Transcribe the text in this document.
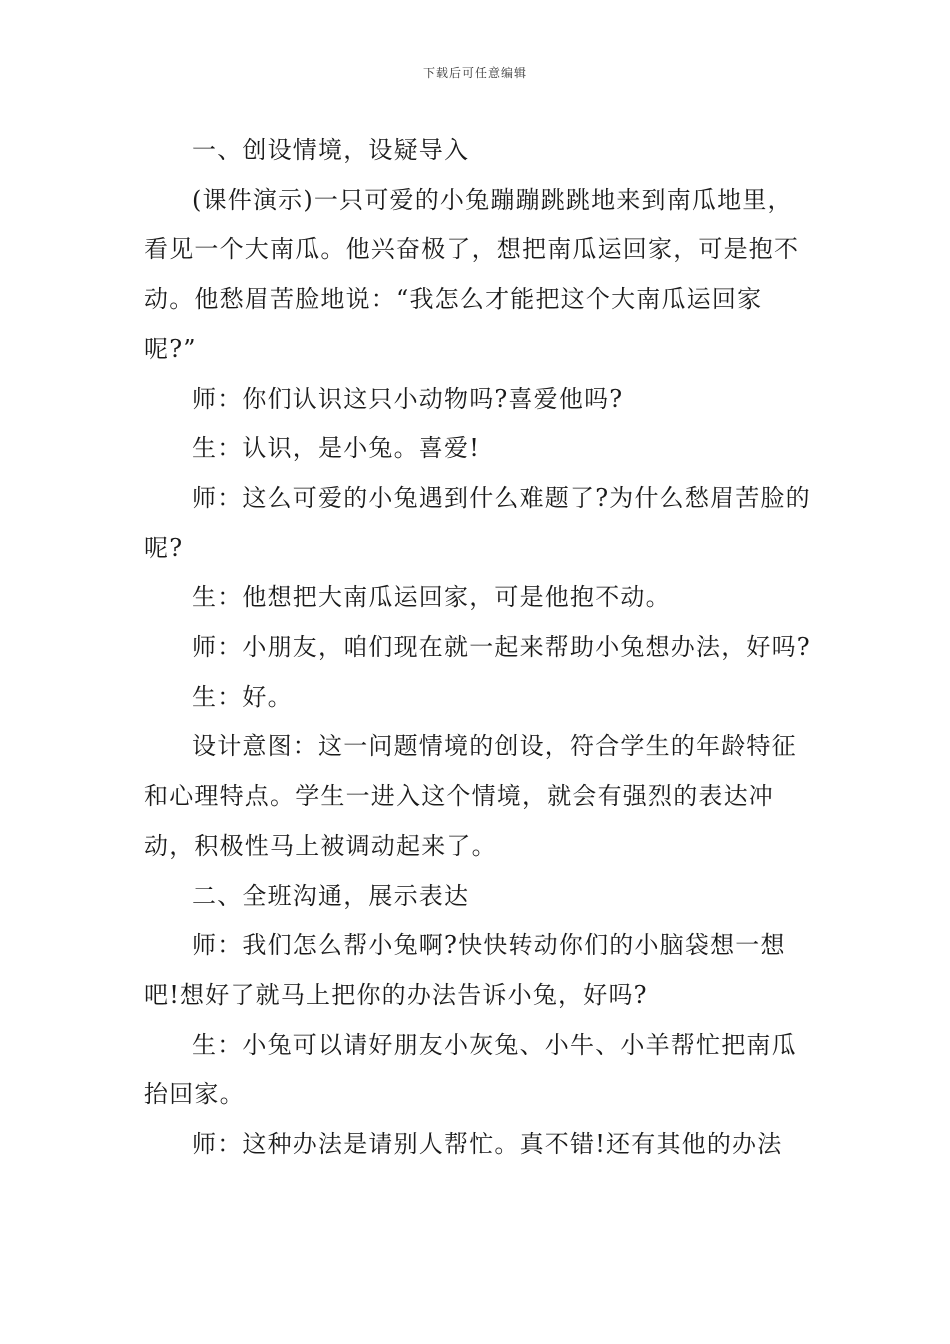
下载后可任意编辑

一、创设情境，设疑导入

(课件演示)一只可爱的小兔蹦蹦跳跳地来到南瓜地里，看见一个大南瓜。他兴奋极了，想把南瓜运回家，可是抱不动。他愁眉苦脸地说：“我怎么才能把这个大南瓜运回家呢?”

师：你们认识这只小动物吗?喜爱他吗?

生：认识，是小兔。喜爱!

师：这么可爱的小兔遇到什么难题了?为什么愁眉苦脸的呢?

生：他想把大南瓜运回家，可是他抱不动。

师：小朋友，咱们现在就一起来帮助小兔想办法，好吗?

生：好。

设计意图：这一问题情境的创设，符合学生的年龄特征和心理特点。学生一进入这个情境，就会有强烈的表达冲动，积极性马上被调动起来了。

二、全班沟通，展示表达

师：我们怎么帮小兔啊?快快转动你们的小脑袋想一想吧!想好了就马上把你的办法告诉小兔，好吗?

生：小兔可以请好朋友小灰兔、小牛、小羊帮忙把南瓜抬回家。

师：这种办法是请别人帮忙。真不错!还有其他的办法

****************************************

# Objective
Without the pictures, repeat all the records word for word.

# Problem solution
Transcribe the text in this document.
下载后可任意编辑

一、创设情境，设疑导入

(课件演示)一只可爱的小兔蹦蹦跳跳地来到南瓜地里，看见一个大南瓜。他兴奋极了，想把南瓜运回家，可是抱不动。他愁眉苦脸地说：“我怎么才能把这个大南瓜运回家呢?”

师：你们认识这只小动物吗?喜爱他吗?

生：认识，是小兔。喜爱!

师：这么可爱的小兔遇到什么难题了?为什么愁眉苦脸的呢?

生：他想把大南瓜运回家，可是他抱不动。

师：小朋友，咱们现在就一起来帮助小兔想办法，好吗?

生：好。

设计意图：这一问题情境的创设，符合学生的年龄特征和心理特点。学生一进入这个情境，就会有强烈的表达冲动，积极性马上被调动起来了。

二、全班沟通，展示表达

师：我们怎么帮小兔啊?快快转动你们的小脑袋想一想吧!想好了就马上把你的办法告诉小兔，好吗?

生：小兔可以请好朋友小灰兔、小牛、小羊帮忙把南瓜抬回家。

师：这种办法是请别人帮忙。真不错!还有其他的办法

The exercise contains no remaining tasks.